Goal of the exercise: Please write the listing below out again exactly, leaving every picture behind.

# Start of Recorded information

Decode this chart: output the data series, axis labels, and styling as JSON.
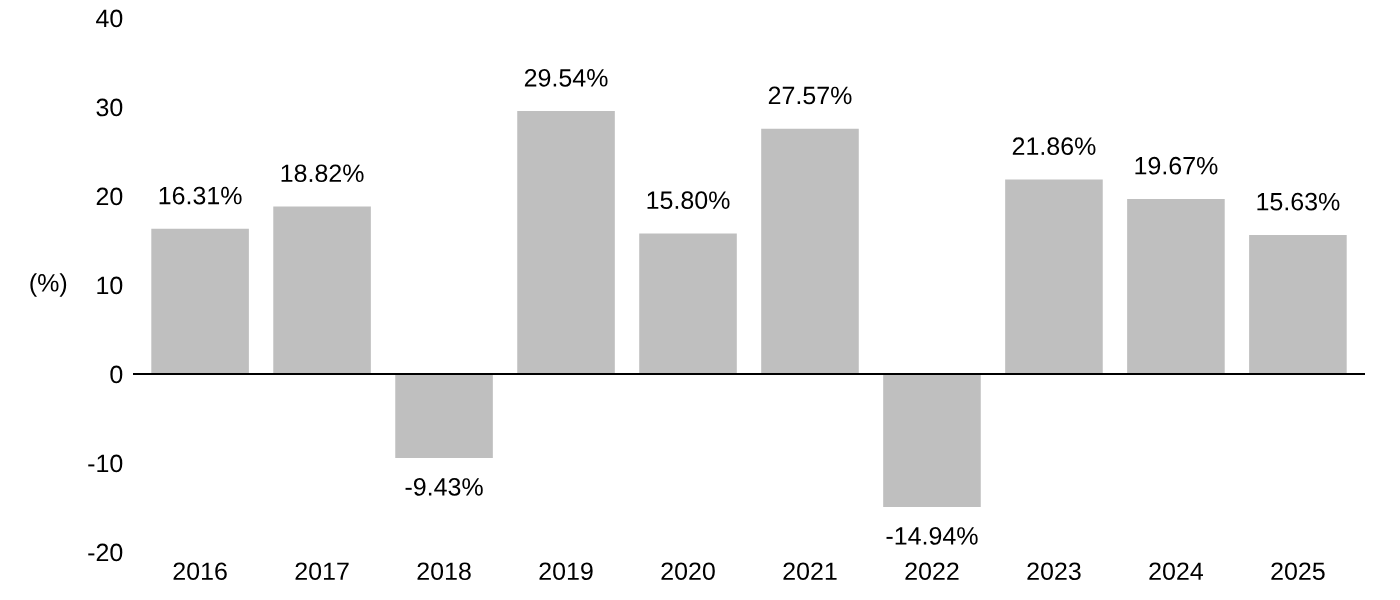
{
  "chart_data": {
    "type": "bar",
    "ylabel": "(%)",
    "categories": [
      "2016",
      "2017",
      "2018",
      "2019",
      "2020",
      "2021",
      "2022",
      "2023",
      "2024",
      "2025"
    ],
    "values": [
      16.31,
      18.82,
      -9.43,
      29.54,
      15.8,
      27.57,
      -14.94,
      21.86,
      19.67,
      15.63
    ],
    "value_labels": [
      "16.31%",
      "18.82%",
      "-9.43%",
      "29.54%",
      "15.80%",
      "27.57%",
      "-14.94%",
      "21.86%",
      "19.67%",
      "15.63%"
    ],
    "color": "#bfbfbf",
    "ylim": [
      -20,
      40
    ],
    "yticks": [
      -20,
      -10,
      0,
      10,
      20,
      30,
      40
    ],
    "ref_lines": [
      {
        "axis": "y",
        "value": 0,
        "color": "#000000"
      }
    ],
    "grid": false,
    "legend": false
  }
}
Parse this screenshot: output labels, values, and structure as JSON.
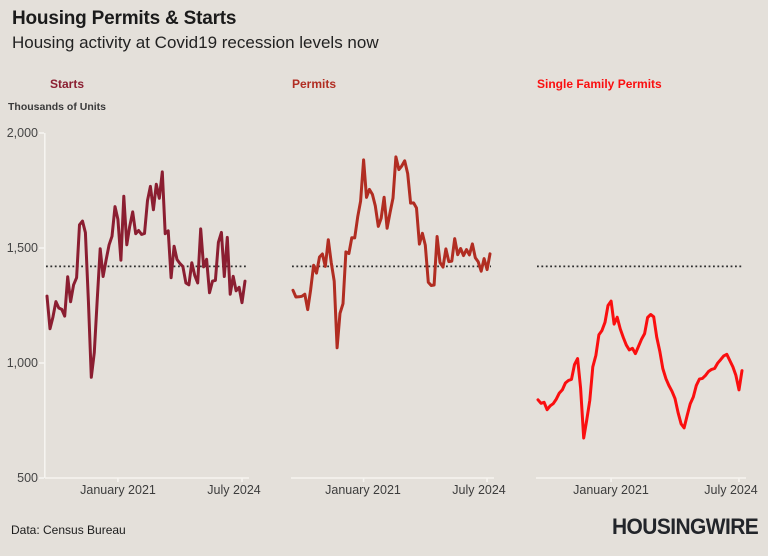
{
  "header": {
    "title": "Housing Permits & Starts",
    "subtitle": "Housing activity at Covid19 recession levels now"
  },
  "y_axis": {
    "label": "Thousands of Units",
    "tick_labels": [
      "2,000",
      "1,500",
      "1,000",
      "500"
    ]
  },
  "footer": {
    "source": "Data: Census Bureau",
    "logo": "HOUSINGWIRE"
  },
  "colors": {
    "background": "#e4e0da",
    "axis": "#f6f4f0",
    "ref_line": "#2e2e2e",
    "starts_line": "#8b1e31",
    "permits_line": "#b12d22",
    "single_family_line": "#fa0f10"
  },
  "chart_data": [
    {
      "type": "line",
      "title": "Starts",
      "color": "#8b1e31",
      "line_width": 3,
      "show_y_axis": true,
      "ylim": [
        500,
        2000
      ],
      "y_ticks": [
        2000,
        1500,
        1000,
        500
      ],
      "ref_line": 1420,
      "x_ticks": [
        {
          "index": 24,
          "label": "January 2021"
        },
        {
          "index": 66,
          "label": "July 2024"
        }
      ],
      "values": [
        1291,
        1149,
        1199,
        1267,
        1239,
        1233,
        1204,
        1375,
        1266,
        1340,
        1371,
        1601,
        1617,
        1567,
        1269,
        938,
        1046,
        1273,
        1497,
        1376,
        1448,
        1514,
        1551,
        1680,
        1625,
        1447,
        1725,
        1514,
        1594,
        1657,
        1562,
        1576,
        1559,
        1563,
        1706,
        1768,
        1666,
        1777,
        1716,
        1831,
        1562,
        1575,
        1371,
        1508,
        1450,
        1432,
        1419,
        1348,
        1340,
        1436,
        1380,
        1348,
        1583,
        1418,
        1451,
        1305,
        1356,
        1359,
        1525,
        1568,
        1376,
        1546,
        1299,
        1377,
        1314,
        1329,
        1262,
        1356
      ]
    },
    {
      "type": "line",
      "title": "Permits",
      "color": "#b12d22",
      "line_width": 3,
      "show_y_axis": false,
      "ylim": [
        500,
        2000
      ],
      "y_ticks": [
        2000,
        1500,
        1000,
        500
      ],
      "ref_line": 1420,
      "x_ticks": [
        {
          "index": 24,
          "label": "January 2021"
        },
        {
          "index": 66,
          "label": "July 2024"
        }
      ],
      "values": [
        1316,
        1287,
        1288,
        1290,
        1299,
        1232,
        1317,
        1425,
        1391,
        1461,
        1474,
        1420,
        1536,
        1438,
        1356,
        1066,
        1216,
        1258,
        1483,
        1476,
        1545,
        1544,
        1635,
        1704,
        1883,
        1720,
        1755,
        1733,
        1683,
        1594,
        1630,
        1721,
        1586,
        1653,
        1717,
        1896,
        1841,
        1857,
        1879,
        1823,
        1695,
        1696,
        1674,
        1517,
        1564,
        1512,
        1351,
        1337,
        1339,
        1550,
        1437,
        1417,
        1496,
        1441,
        1443,
        1541,
        1471,
        1498,
        1467,
        1493,
        1470,
        1518,
        1458,
        1440,
        1399,
        1454,
        1406,
        1475
      ]
    },
    {
      "type": "line",
      "title": "Single Family Permits",
      "color": "#fa0f10",
      "line_width": 3,
      "show_y_axis": false,
      "ylim": [
        500,
        2000
      ],
      "y_ticks": [
        2000,
        1500,
        1000,
        500
      ],
      "ref_line": 1420,
      "x_ticks": [
        {
          "index": 24,
          "label": "January 2021"
        },
        {
          "index": 66,
          "label": "July 2024"
        }
      ],
      "values": [
        840,
        825,
        829,
        797,
        814,
        823,
        843,
        869,
        884,
        913,
        924,
        929,
        993,
        1019,
        891,
        674,
        751,
        838,
        983,
        1034,
        1123,
        1141,
        1177,
        1250,
        1269,
        1169,
        1199,
        1149,
        1111,
        1078,
        1057,
        1064,
        1041,
        1072,
        1103,
        1128,
        1198,
        1211,
        1201,
        1113,
        1051,
        976,
        932,
        902,
        877,
        845,
        784,
        735,
        718,
        772,
        822,
        852,
        902,
        930,
        933,
        946,
        963,
        972,
        976,
        999,
        1015,
        1031,
        1038,
        1011,
        983,
        946,
        883,
        967
      ]
    }
  ]
}
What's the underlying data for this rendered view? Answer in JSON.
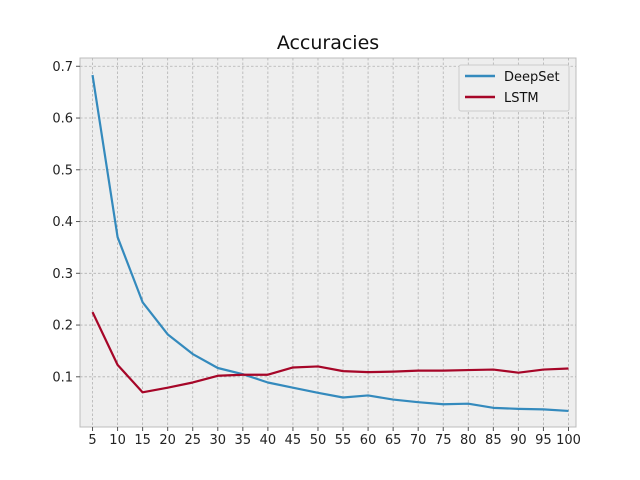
{
  "chart_data": {
    "type": "line",
    "title": "Accuracies",
    "xlabel": "",
    "ylabel": "",
    "x": [
      5,
      10,
      15,
      20,
      25,
      30,
      35,
      40,
      45,
      50,
      55,
      60,
      65,
      70,
      75,
      80,
      85,
      90,
      95,
      100
    ],
    "x_tick_labels": [
      "5",
      "10",
      "15",
      "20",
      "25",
      "30",
      "35",
      "40",
      "45",
      "50",
      "55",
      "60",
      "65",
      "70",
      "75",
      "80",
      "85",
      "90",
      "95",
      "100"
    ],
    "xlim": [
      2.5,
      101.5
    ],
    "y_ticks": [
      0.1,
      0.2,
      0.3,
      0.4,
      0.5,
      0.6,
      0.7
    ],
    "y_tick_labels": [
      "0.1",
      "0.2",
      "0.3",
      "0.4",
      "0.5",
      "0.6",
      "0.7"
    ],
    "ylim": [
      0.003,
      0.716
    ],
    "grid": true,
    "legend_position": "top-right",
    "series": [
      {
        "name": "DeepSet",
        "color": "#348abd",
        "values": [
          0.683,
          0.37,
          0.244,
          0.182,
          0.144,
          0.117,
          0.105,
          0.089,
          0.079,
          0.069,
          0.06,
          0.064,
          0.056,
          0.051,
          0.047,
          0.048,
          0.04,
          0.038,
          0.037,
          0.034
        ]
      },
      {
        "name": "LSTM",
        "color": "#a60628",
        "values": [
          0.225,
          0.123,
          0.07,
          0.079,
          0.089,
          0.102,
          0.104,
          0.104,
          0.118,
          0.12,
          0.111,
          0.109,
          0.11,
          0.112,
          0.112,
          0.113,
          0.114,
          0.108,
          0.114,
          0.116
        ]
      }
    ]
  }
}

# End of Recorded information

Exercise response:
Decode this chart: output the data series, axis labels, and styling as JSON.
{
  "chart_data": {
    "type": "bar",
    "ylabel": "(%)",
    "categories": [
      "2016",
      "2017",
      "2018",
      "2019",
      "2020",
      "2021",
      "2022",
      "2023",
      "2024",
      "2025"
    ],
    "values": [
      16.31,
      18.82,
      -9.43,
      29.54,
      15.8,
      27.57,
      -14.94,
      21.86,
      19.67,
      15.63
    ],
    "value_labels": [
      "16.31%",
      "18.82%",
      "-9.43%",
      "29.54%",
      "15.80%",
      "27.57%",
      "-14.94%",
      "21.86%",
      "19.67%",
      "15.63%"
    ],
    "color": "#bfbfbf",
    "ylim": [
      -20,
      40
    ],
    "yticks": [
      -20,
      -10,
      0,
      10,
      20,
      30,
      40
    ],
    "ref_lines": [
      {
        "axis": "y",
        "value": 0,
        "color": "#000000"
      }
    ],
    "grid": false,
    "legend": false
  }
}
Parse this screenshot: output labels, values, and structure as JSON.
{
  "header": {
    "title": "Housing Permits & Starts",
    "subtitle": "Housing activity at Covid19 recession levels now"
  },
  "y_axis": {
    "label": "Thousands of Units",
    "tick_labels": [
      "2,000",
      "1,500",
      "1,000",
      "500"
    ]
  },
  "footer": {
    "source": "Data: Census Bureau",
    "logo": "HOUSINGWIRE"
  },
  "colors": {
    "background": "#e4e0da",
    "axis": "#f6f4f0",
    "ref_line": "#2e2e2e",
    "starts_line": "#8b1e31",
    "permits_line": "#b12d22",
    "single_family_line": "#fa0f10"
  },
  "chart_data": [
    {
      "type": "line",
      "title": "Starts",
      "color": "#8b1e31",
      "line_width": 3,
      "show_y_axis": true,
      "ylim": [
        500,
        2000
      ],
      "y_ticks": [
        2000,
        1500,
        1000,
        500
      ],
      "ref_line": 1420,
      "x_ticks": [
        {
          "index": 24,
          "label": "January 2021"
        },
        {
          "index": 66,
          "label": "July 2024"
        }
      ],
      "values": [
        1291,
        1149,
        1199,
        1267,
        1239,
        1233,
        1204,
        1375,
        1266,
        1340,
        1371,
        1601,
        1617,
        1567,
        1269,
        938,
        1046,
        1273,
        1497,
        1376,
        1448,
        1514,
        1551,
        1680,
        1625,
        1447,
        1725,
        1514,
        1594,
        1657,
        1562,
        1576,
        1559,
        1563,
        1706,
        1768,
        1666,
        1777,
        1716,
        1831,
        1562,
        1575,
        1371,
        1508,
        1450,
        1432,
        1419,
        1348,
        1340,
        1436,
        1380,
        1348,
        1583,
        1418,
        1451,
        1305,
        1356,
        1359,
        1525,
        1568,
        1376,
        1546,
        1299,
        1377,
        1314,
        1329,
        1262,
        1356
      ]
    },
    {
      "type": "line",
      "title": "Permits",
      "color": "#b12d22",
      "line_width": 3,
      "show_y_axis": false,
      "ylim": [
        500,
        2000
      ],
      "y_ticks": [
        2000,
        1500,
        1000,
        500
      ],
      "ref_line": 1420,
      "x_ticks": [
        {
          "index": 24,
          "label": "January 2021"
        },
        {
          "index": 66,
          "label": "July 2024"
        }
      ],
      "values": [
        1316,
        1287,
        1288,
        1290,
        1299,
        1232,
        1317,
        1425,
        1391,
        1461,
        1474,
        1420,
        1536,
        1438,
        1356,
        1066,
        1216,
        1258,
        1483,
        1476,
        1545,
        1544,
        1635,
        1704,
        1883,
        1720,
        1755,
        1733,
        1683,
        1594,
        1630,
        1721,
        1586,
        1653,
        1717,
        1896,
        1841,
        1857,
        1879,
        1823,
        1695,
        1696,
        1674,
        1517,
        1564,
        1512,
        1351,
        1337,
        1339,
        1550,
        1437,
        1417,
        1496,
        1441,
        1443,
        1541,
        1471,
        1498,
        1467,
        1493,
        1470,
        1518,
        1458,
        1440,
        1399,
        1454,
        1406,
        1475
      ]
    },
    {
      "type": "line",
      "title": "Single Family Permits",
      "color": "#fa0f10",
      "line_width": 3,
      "show_y_axis": false,
      "ylim": [
        500,
        2000
      ],
      "y_ticks": [
        2000,
        1500,
        1000,
        500
      ],
      "ref_line": 1420,
      "x_ticks": [
        {
          "index": 24,
          "label": "January 2021"
        },
        {
          "index": 66,
          "label": "July 2024"
        }
      ],
      "values": [
        840,
        825,
        829,
        797,
        814,
        823,
        843,
        869,
        884,
        913,
        924,
        929,
        993,
        1019,
        891,
        674,
        751,
        838,
        983,
        1034,
        1123,
        1141,
        1177,
        1250,
        1269,
        1169,
        1199,
        1149,
        1111,
        1078,
        1057,
        1064,
        1041,
        1072,
        1103,
        1128,
        1198,
        1211,
        1201,
        1113,
        1051,
        976,
        932,
        902,
        877,
        845,
        784,
        735,
        718,
        772,
        822,
        852,
        902,
        930,
        933,
        946,
        963,
        972,
        976,
        999,
        1015,
        1031,
        1038,
        1011,
        983,
        946,
        883,
        967
      ]
    }
  ]
}
What's the underlying data for this rendered view? Answer in JSON.
{
  "chart_data": {
    "type": "line",
    "title": "Accuracies",
    "xlabel": "",
    "ylabel": "",
    "x": [
      5,
      10,
      15,
      20,
      25,
      30,
      35,
      40,
      45,
      50,
      55,
      60,
      65,
      70,
      75,
      80,
      85,
      90,
      95,
      100
    ],
    "x_tick_labels": [
      "5",
      "10",
      "15",
      "20",
      "25",
      "30",
      "35",
      "40",
      "45",
      "50",
      "55",
      "60",
      "65",
      "70",
      "75",
      "80",
      "85",
      "90",
      "95",
      "100"
    ],
    "xlim": [
      2.5,
      101.5
    ],
    "y_ticks": [
      0.1,
      0.2,
      0.3,
      0.4,
      0.5,
      0.6,
      0.7
    ],
    "y_tick_labels": [
      "0.1",
      "0.2",
      "0.3",
      "0.4",
      "0.5",
      "0.6",
      "0.7"
    ],
    "ylim": [
      0.003,
      0.716
    ],
    "grid": true,
    "legend_position": "top-right",
    "series": [
      {
        "name": "DeepSet",
        "color": "#348abd",
        "values": [
          0.683,
          0.37,
          0.244,
          0.182,
          0.144,
          0.117,
          0.105,
          0.089,
          0.079,
          0.069,
          0.06,
          0.064,
          0.056,
          0.051,
          0.047,
          0.048,
          0.04,
          0.038,
          0.037,
          0.034
        ]
      },
      {
        "name": "LSTM",
        "color": "#a60628",
        "values": [
          0.225,
          0.123,
          0.07,
          0.079,
          0.089,
          0.102,
          0.104,
          0.104,
          0.118,
          0.12,
          0.111,
          0.109,
          0.11,
          0.112,
          0.112,
          0.113,
          0.114,
          0.108,
          0.114,
          0.116
        ]
      }
    ]
  }
}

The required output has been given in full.